# Start of RECORDS SHOWN

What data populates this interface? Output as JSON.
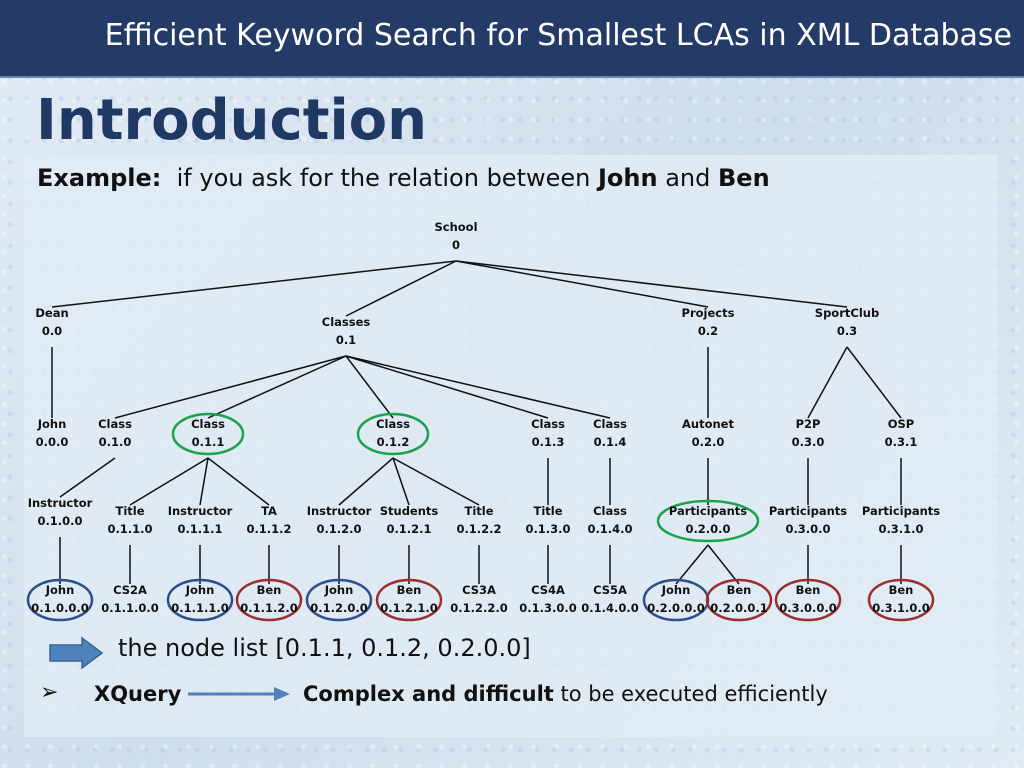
{
  "slide": {
    "title": "Efficient Keyword Search for Smallest LCAs in XML Database",
    "heading": "Introduction",
    "example_label": "Example:",
    "example_text_1": "if you ask for the relation between",
    "example_name_1": "John",
    "example_and": "and",
    "example_name_2": "Ben",
    "node_list_text": "the node list [0.1.1, 0.1.2, 0.2.0.0]",
    "bullet_symbol": "➢",
    "xquery_label": "XQuery",
    "complex_bold": "Complex and difficult",
    "complex_rest": "to be executed efficiently"
  },
  "colors": {
    "title_bar": "#243b68",
    "heading": "#1f3864",
    "green_circle": "#1aa34a",
    "blue_circle": "#2f4f8a",
    "red_circle": "#9b2f2f",
    "arrow_fill": "#4f81bd"
  },
  "tree": {
    "nodes": [
      {
        "id": "n0",
        "name": "School",
        "code": "0"
      },
      {
        "id": "n00",
        "name": "Dean",
        "code": "0.0"
      },
      {
        "id": "n01",
        "name": "Classes",
        "code": "0.1"
      },
      {
        "id": "n02",
        "name": "Projects",
        "code": "0.2"
      },
      {
        "id": "n03",
        "name": "SportClub",
        "code": "0.3"
      },
      {
        "id": "n000",
        "name": "John",
        "code": "0.0.0"
      },
      {
        "id": "n010",
        "name": "Class",
        "code": "0.1.0"
      },
      {
        "id": "n011",
        "name": "Class",
        "code": "0.1.1",
        "highlight": "green"
      },
      {
        "id": "n012",
        "name": "Class",
        "code": "0.1.2",
        "highlight": "green"
      },
      {
        "id": "n013",
        "name": "Class",
        "code": "0.1.3"
      },
      {
        "id": "n014",
        "name": "Class",
        "code": "0.1.4"
      },
      {
        "id": "n020",
        "name": "Autonet",
        "code": "0.2.0"
      },
      {
        "id": "n030",
        "name": "P2P",
        "code": "0.3.0"
      },
      {
        "id": "n031",
        "name": "OSP",
        "code": "0.3.1"
      },
      {
        "id": "n0100",
        "name": "Instructor",
        "code": "0.1.0.0"
      },
      {
        "id": "n0110",
        "name": "Title",
        "code": "0.1.1.0"
      },
      {
        "id": "n0111",
        "name": "Instructor",
        "code": "0.1.1.1"
      },
      {
        "id": "n0112",
        "name": "TA",
        "code": "0.1.1.2"
      },
      {
        "id": "n0120",
        "name": "Instructor",
        "code": "0.1.2.0"
      },
      {
        "id": "n0121",
        "name": "Students",
        "code": "0.1.2.1"
      },
      {
        "id": "n0122",
        "name": "Title",
        "code": "0.1.2.2"
      },
      {
        "id": "n0130",
        "name": "Title",
        "code": "0.1.3.0"
      },
      {
        "id": "n0140",
        "name": "Class",
        "code": "0.1.4.0"
      },
      {
        "id": "n0200",
        "name": "Participants",
        "code": "0.2.0.0",
        "highlight": "green"
      },
      {
        "id": "n0300",
        "name": "Participants",
        "code": "0.3.0.0"
      },
      {
        "id": "n0310",
        "name": "Participants",
        "code": "0.3.1.0"
      },
      {
        "id": "n01000",
        "name": "John",
        "code": "0.1.0.0.0",
        "highlight": "blue"
      },
      {
        "id": "n01100",
        "name": "CS2A",
        "code": "0.1.1.0.0"
      },
      {
        "id": "n01110",
        "name": "John",
        "code": "0.1.1.1.0",
        "highlight": "blue"
      },
      {
        "id": "n01120",
        "name": "Ben",
        "code": "0.1.1.2.0",
        "highlight": "red"
      },
      {
        "id": "n01200",
        "name": "John",
        "code": "0.1.2.0.0",
        "highlight": "blue"
      },
      {
        "id": "n01210",
        "name": "Ben",
        "code": "0.1.2.1.0",
        "highlight": "red"
      },
      {
        "id": "n01220",
        "name": "CS3A",
        "code": "0.1.2.2.0"
      },
      {
        "id": "n01300",
        "name": "CS4A",
        "code": "0.1.3.0.0"
      },
      {
        "id": "n01400",
        "name": "CS5A",
        "code": "0.1.4.0.0"
      },
      {
        "id": "n02000",
        "name": "John",
        "code": "0.2.0.0.0",
        "highlight": "blue"
      },
      {
        "id": "n02001",
        "name": "Ben",
        "code": "0.2.0.0.1",
        "highlight": "red"
      },
      {
        "id": "n03000",
        "name": "Ben",
        "code": "0.3.0.0.0",
        "highlight": "red"
      },
      {
        "id": "n03100",
        "name": "Ben",
        "code": "0.3.1.0.0",
        "highlight": "red"
      }
    ],
    "edges": [
      [
        "n0",
        "n00"
      ],
      [
        "n0",
        "n01"
      ],
      [
        "n0",
        "n02"
      ],
      [
        "n0",
        "n03"
      ],
      [
        "n00",
        "n000"
      ],
      [
        "n01",
        "n010"
      ],
      [
        "n01",
        "n011"
      ],
      [
        "n01",
        "n012"
      ],
      [
        "n01",
        "n013"
      ],
      [
        "n01",
        "n014"
      ],
      [
        "n02",
        "n020"
      ],
      [
        "n03",
        "n030"
      ],
      [
        "n03",
        "n031"
      ],
      [
        "n010",
        "n0100"
      ],
      [
        "n011",
        "n0110"
      ],
      [
        "n011",
        "n0111"
      ],
      [
        "n011",
        "n0112"
      ],
      [
        "n012",
        "n0120"
      ],
      [
        "n012",
        "n0121"
      ],
      [
        "n012",
        "n0122"
      ],
      [
        "n013",
        "n0130"
      ],
      [
        "n014",
        "n0140"
      ],
      [
        "n020",
        "n0200"
      ],
      [
        "n030",
        "n0300"
      ],
      [
        "n031",
        "n0310"
      ],
      [
        "n0100",
        "n01000"
      ],
      [
        "n0110",
        "n01100"
      ],
      [
        "n0111",
        "n01110"
      ],
      [
        "n0112",
        "n01120"
      ],
      [
        "n0120",
        "n01200"
      ],
      [
        "n0121",
        "n01210"
      ],
      [
        "n0122",
        "n01220"
      ],
      [
        "n0130",
        "n01300"
      ],
      [
        "n0140",
        "n01400"
      ],
      [
        "n0200",
        "n02000"
      ],
      [
        "n0200",
        "n02001"
      ],
      [
        "n0300",
        "n03000"
      ],
      [
        "n0310",
        "n03100"
      ]
    ]
  }
}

# End of RECORDS SHOWN

» **INSTRUCTIONS TO FOLLOW**
Strip the images and reproduce the remaining records precisely.

» **IN RESPONSE**
What data populates this interface? Output as JSON.
{
  "slide": {
    "title": "Efficient Keyword Search for Smallest LCAs in XML Database",
    "heading": "Introduction",
    "example_label": "Example:",
    "example_text_1": "if you ask for the relation between",
    "example_name_1": "John",
    "example_and": "and",
    "example_name_2": "Ben",
    "node_list_text": "the node list [0.1.1, 0.1.2, 0.2.0.0]",
    "bullet_symbol": "➢",
    "xquery_label": "XQuery",
    "complex_bold": "Complex and difficult",
    "complex_rest": "to be executed efficiently"
  },
  "colors": {
    "title_bar": "#243b68",
    "heading": "#1f3864",
    "green_circle": "#1aa34a",
    "blue_circle": "#2f4f8a",
    "red_circle": "#9b2f2f",
    "arrow_fill": "#4f81bd"
  },
  "tree": {
    "nodes": [
      {
        "id": "n0",
        "name": "School",
        "code": "0"
      },
      {
        "id": "n00",
        "name": "Dean",
        "code": "0.0"
      },
      {
        "id": "n01",
        "name": "Classes",
        "code": "0.1"
      },
      {
        "id": "n02",
        "name": "Projects",
        "code": "0.2"
      },
      {
        "id": "n03",
        "name": "SportClub",
        "code": "0.3"
      },
      {
        "id": "n000",
        "name": "John",
        "code": "0.0.0"
      },
      {
        "id": "n010",
        "name": "Class",
        "code": "0.1.0"
      },
      {
        "id": "n011",
        "name": "Class",
        "code": "0.1.1",
        "highlight": "green"
      },
      {
        "id": "n012",
        "name": "Class",
        "code": "0.1.2",
        "highlight": "green"
      },
      {
        "id": "n013",
        "name": "Class",
        "code": "0.1.3"
      },
      {
        "id": "n014",
        "name": "Class",
        "code": "0.1.4"
      },
      {
        "id": "n020",
        "name": "Autonet",
        "code": "0.2.0"
      },
      {
        "id": "n030",
        "name": "P2P",
        "code": "0.3.0"
      },
      {
        "id": "n031",
        "name": "OSP",
        "code": "0.3.1"
      },
      {
        "id": "n0100",
        "name": "Instructor",
        "code": "0.1.0.0"
      },
      {
        "id": "n0110",
        "name": "Title",
        "code": "0.1.1.0"
      },
      {
        "id": "n0111",
        "name": "Instructor",
        "code": "0.1.1.1"
      },
      {
        "id": "n0112",
        "name": "TA",
        "code": "0.1.1.2"
      },
      {
        "id": "n0120",
        "name": "Instructor",
        "code": "0.1.2.0"
      },
      {
        "id": "n0121",
        "name": "Students",
        "code": "0.1.2.1"
      },
      {
        "id": "n0122",
        "name": "Title",
        "code": "0.1.2.2"
      },
      {
        "id": "n0130",
        "name": "Title",
        "code": "0.1.3.0"
      },
      {
        "id": "n0140",
        "name": "Class",
        "code": "0.1.4.0"
      },
      {
        "id": "n0200",
        "name": "Participants",
        "code": "0.2.0.0",
        "highlight": "green"
      },
      {
        "id": "n0300",
        "name": "Participants",
        "code": "0.3.0.0"
      },
      {
        "id": "n0310",
        "name": "Participants",
        "code": "0.3.1.0"
      },
      {
        "id": "n01000",
        "name": "John",
        "code": "0.1.0.0.0",
        "highlight": "blue"
      },
      {
        "id": "n01100",
        "name": "CS2A",
        "code": "0.1.1.0.0"
      },
      {
        "id": "n01110",
        "name": "John",
        "code": "0.1.1.1.0",
        "highlight": "blue"
      },
      {
        "id": "n01120",
        "name": "Ben",
        "code": "0.1.1.2.0",
        "highlight": "red"
      },
      {
        "id": "n01200",
        "name": "John",
        "code": "0.1.2.0.0",
        "highlight": "blue"
      },
      {
        "id": "n01210",
        "name": "Ben",
        "code": "0.1.2.1.0",
        "highlight": "red"
      },
      {
        "id": "n01220",
        "name": "CS3A",
        "code": "0.1.2.2.0"
      },
      {
        "id": "n01300",
        "name": "CS4A",
        "code": "0.1.3.0.0"
      },
      {
        "id": "n01400",
        "name": "CS5A",
        "code": "0.1.4.0.0"
      },
      {
        "id": "n02000",
        "name": "John",
        "code": "0.2.0.0.0",
        "highlight": "blue"
      },
      {
        "id": "n02001",
        "name": "Ben",
        "code": "0.2.0.0.1",
        "highlight": "red"
      },
      {
        "id": "n03000",
        "name": "Ben",
        "code": "0.3.0.0.0",
        "highlight": "red"
      },
      {
        "id": "n03100",
        "name": "Ben",
        "code": "0.3.1.0.0",
        "highlight": "red"
      }
    ],
    "edges": [
      [
        "n0",
        "n00"
      ],
      [
        "n0",
        "n01"
      ],
      [
        "n0",
        "n02"
      ],
      [
        "n0",
        "n03"
      ],
      [
        "n00",
        "n000"
      ],
      [
        "n01",
        "n010"
      ],
      [
        "n01",
        "n011"
      ],
      [
        "n01",
        "n012"
      ],
      [
        "n01",
        "n013"
      ],
      [
        "n01",
        "n014"
      ],
      [
        "n02",
        "n020"
      ],
      [
        "n03",
        "n030"
      ],
      [
        "n03",
        "n031"
      ],
      [
        "n010",
        "n0100"
      ],
      [
        "n011",
        "n0110"
      ],
      [
        "n011",
        "n0111"
      ],
      [
        "n011",
        "n0112"
      ],
      [
        "n012",
        "n0120"
      ],
      [
        "n012",
        "n0121"
      ],
      [
        "n012",
        "n0122"
      ],
      [
        "n013",
        "n0130"
      ],
      [
        "n014",
        "n0140"
      ],
      [
        "n020",
        "n0200"
      ],
      [
        "n030",
        "n0300"
      ],
      [
        "n031",
        "n0310"
      ],
      [
        "n0100",
        "n01000"
      ],
      [
        "n0110",
        "n01100"
      ],
      [
        "n0111",
        "n01110"
      ],
      [
        "n0112",
        "n01120"
      ],
      [
        "n0120",
        "n01200"
      ],
      [
        "n0121",
        "n01210"
      ],
      [
        "n0122",
        "n01220"
      ],
      [
        "n0130",
        "n01300"
      ],
      [
        "n0140",
        "n01400"
      ],
      [
        "n0200",
        "n02000"
      ],
      [
        "n0200",
        "n02001"
      ],
      [
        "n0300",
        "n03000"
      ],
      [
        "n0310",
        "n03100"
      ]
    ]
  }
}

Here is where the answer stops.